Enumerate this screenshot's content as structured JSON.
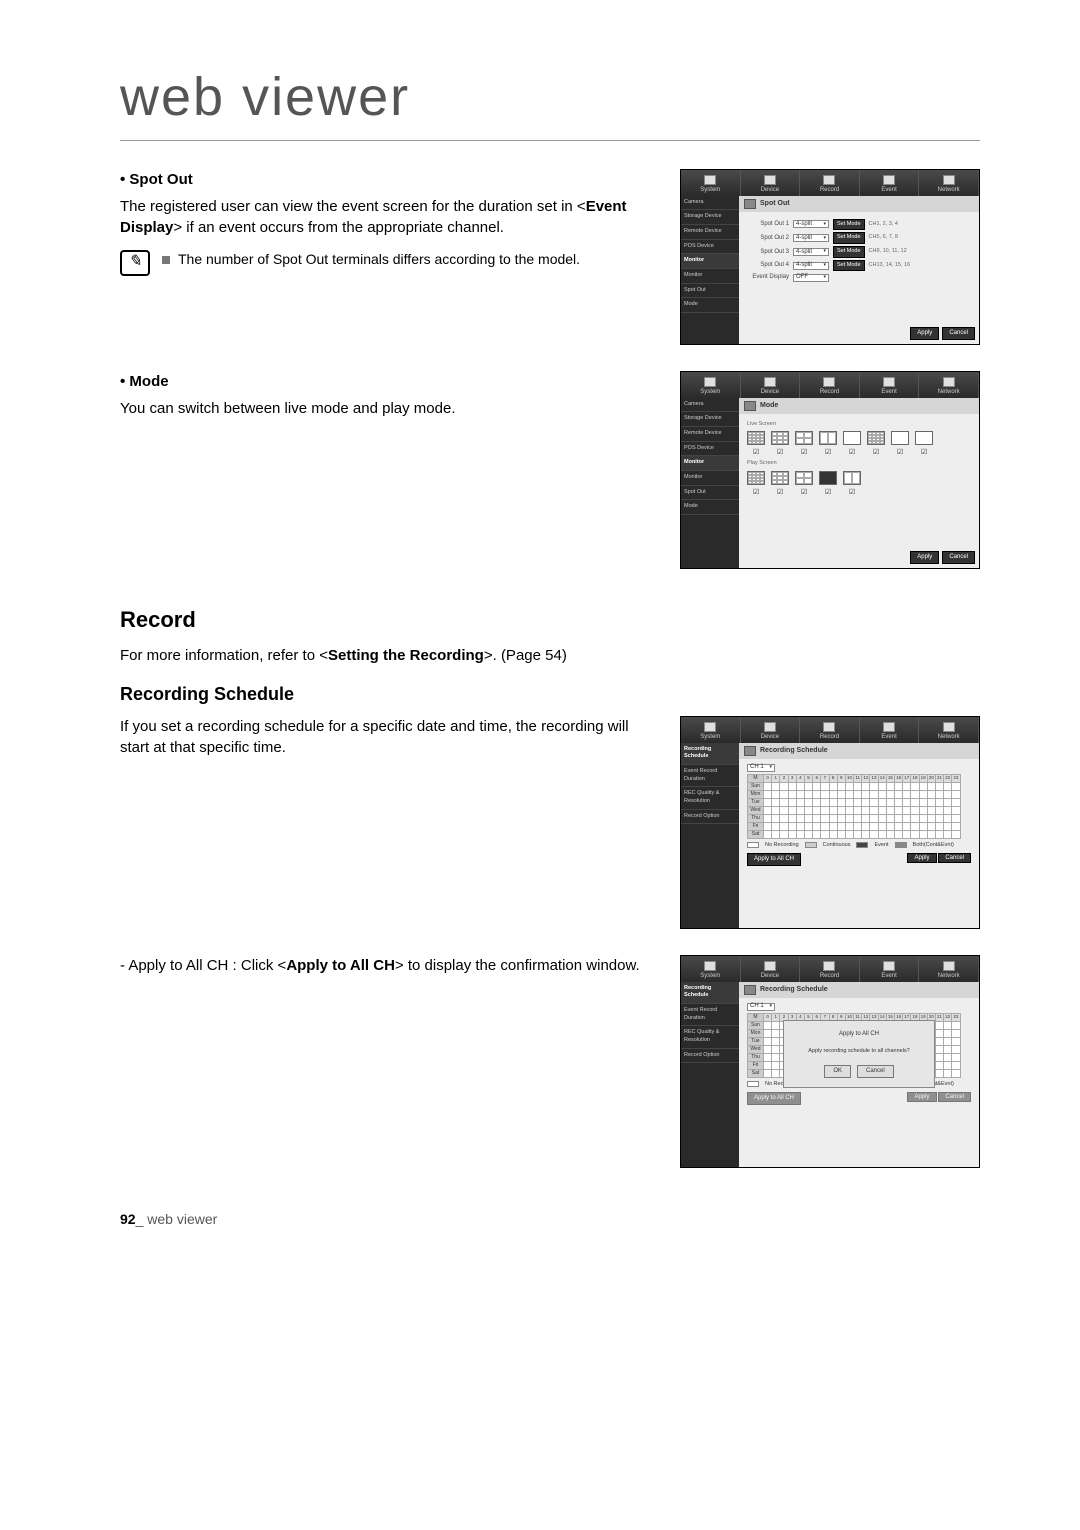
{
  "page": {
    "title": "web viewer",
    "page_number": "92",
    "footer_text": "web viewer"
  },
  "spot_out": {
    "heading": "• Spot Out",
    "para_before": "The registered user can view the event screen for the duration set in <",
    "para_bold": "Event Display",
    "para_after": "> if an event occurs from the appropriate channel.",
    "note": "The number of Spot Out terminals differs according to the model."
  },
  "mode": {
    "heading": "• Mode",
    "para": "You can switch between live mode and play mode."
  },
  "record": {
    "heading": "Record",
    "para_before": "For more information, refer to <",
    "para_bold": "Setting the Recording",
    "para_after": ">. (Page 54)"
  },
  "schedule": {
    "heading": "Recording Schedule",
    "para": "If you set a recording schedule for a specific date and time, the recording will start at that specific time.",
    "apply_before": "- Apply to All CH : Click <",
    "apply_bold": "Apply to All CH",
    "apply_after": "> to display the confirmation window."
  },
  "ui": {
    "tabs": [
      "System",
      "Device",
      "Record",
      "Event",
      "Network"
    ],
    "device_sidebar": [
      "Camera",
      "Storage Device",
      "Remote Device",
      "POS Device",
      "Monitor",
      "Monitor",
      "Spot Out",
      "Mode"
    ],
    "record_sidebar": [
      "Recording Schedule",
      "Event Record Duration",
      "REC Quality & Resolution",
      "Record Option"
    ],
    "spot_out_panel": {
      "title": "Spot Out",
      "rows": [
        {
          "label": "Spot Out 1",
          "value": "4-split",
          "channels": "CH1, 2, 3, 4"
        },
        {
          "label": "Spot Out 2",
          "value": "4-split",
          "channels": "CH5, 6, 7, 8"
        },
        {
          "label": "Spot Out 3",
          "value": "4-split",
          "channels": "CH9, 10, 11, 12"
        },
        {
          "label": "Spot Out 4",
          "value": "4-split",
          "channels": "CH13, 14, 15, 16"
        }
      ],
      "event_label": "Event Display",
      "event_value": "OFF",
      "setmode_btn": "Set Mode"
    },
    "mode_panel": {
      "title": "Mode",
      "live_label": "Live Screen",
      "play_label": "Play Screen"
    },
    "sched_panel": {
      "title": "Recording Schedule",
      "ch_label": "CH 1",
      "days": [
        "M",
        "Sun",
        "Mon",
        "Tue",
        "Wed",
        "Thu",
        "Fri",
        "Sat"
      ],
      "hours": [
        "0",
        "1",
        "2",
        "3",
        "4",
        "5",
        "6",
        "7",
        "8",
        "9",
        "10",
        "11",
        "12",
        "13",
        "14",
        "15",
        "16",
        "17",
        "18",
        "19",
        "20",
        "21",
        "22",
        "23"
      ],
      "legend": {
        "none": "No Recording",
        "cont": "Continuous",
        "event": "Event",
        "both": "Both(Cont&Evnt)"
      },
      "apply_all": "Apply to All CH"
    },
    "dialog": {
      "title": "Apply to All CH",
      "msg": "Apply recording schedule to all channels?",
      "ok": "OK",
      "cancel": "Cancel"
    },
    "btn_apply": "Apply",
    "btn_cancel": "Cancel"
  }
}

★ ★ ★

# Task prompt
Output a faithful copy of the data, with each picture left out.

# Written response
Enumerate this screenshot's content as structured JSON.
{
  "page": {
    "title": "web viewer",
    "page_number": "92",
    "footer_text": "web viewer"
  },
  "spot_out": {
    "heading": "• Spot Out",
    "para_before": "The registered user can view the event screen for the duration set in <",
    "para_bold": "Event Display",
    "para_after": "> if an event occurs from the appropriate channel.",
    "note": "The number of Spot Out terminals differs according to the model."
  },
  "mode": {
    "heading": "• Mode",
    "para": "You can switch between live mode and play mode."
  },
  "record": {
    "heading": "Record",
    "para_before": "For more information, refer to <",
    "para_bold": "Setting the Recording",
    "para_after": ">. (Page 54)"
  },
  "schedule": {
    "heading": "Recording Schedule",
    "para": "If you set a recording schedule for a specific date and time, the recording will start at that specific time.",
    "apply_before": "- Apply to All CH : Click <",
    "apply_bold": "Apply to All CH",
    "apply_after": "> to display the confirmation window."
  },
  "ui": {
    "tabs": [
      "System",
      "Device",
      "Record",
      "Event",
      "Network"
    ],
    "device_sidebar": [
      "Camera",
      "Storage Device",
      "Remote Device",
      "POS Device",
      "Monitor",
      "Monitor",
      "Spot Out",
      "Mode"
    ],
    "record_sidebar": [
      "Recording Schedule",
      "Event Record Duration",
      "REC Quality & Resolution",
      "Record Option"
    ],
    "spot_out_panel": {
      "title": "Spot Out",
      "rows": [
        {
          "label": "Spot Out 1",
          "value": "4-split",
          "channels": "CH1, 2, 3, 4"
        },
        {
          "label": "Spot Out 2",
          "value": "4-split",
          "channels": "CH5, 6, 7, 8"
        },
        {
          "label": "Spot Out 3",
          "value": "4-split",
          "channels": "CH9, 10, 11, 12"
        },
        {
          "label": "Spot Out 4",
          "value": "4-split",
          "channels": "CH13, 14, 15, 16"
        }
      ],
      "event_label": "Event Display",
      "event_value": "OFF",
      "setmode_btn": "Set Mode"
    },
    "mode_panel": {
      "title": "Mode",
      "live_label": "Live Screen",
      "play_label": "Play Screen"
    },
    "sched_panel": {
      "title": "Recording Schedule",
      "ch_label": "CH 1",
      "days": [
        "M",
        "Sun",
        "Mon",
        "Tue",
        "Wed",
        "Thu",
        "Fri",
        "Sat"
      ],
      "hours": [
        "0",
        "1",
        "2",
        "3",
        "4",
        "5",
        "6",
        "7",
        "8",
        "9",
        "10",
        "11",
        "12",
        "13",
        "14",
        "15",
        "16",
        "17",
        "18",
        "19",
        "20",
        "21",
        "22",
        "23"
      ],
      "legend": {
        "none": "No Recording",
        "cont": "Continuous",
        "event": "Event",
        "both": "Both(Cont&Evnt)"
      },
      "apply_all": "Apply to All CH"
    },
    "dialog": {
      "title": "Apply to All CH",
      "msg": "Apply recording schedule to all channels?",
      "ok": "OK",
      "cancel": "Cancel"
    },
    "btn_apply": "Apply",
    "btn_cancel": "Cancel"
  }
}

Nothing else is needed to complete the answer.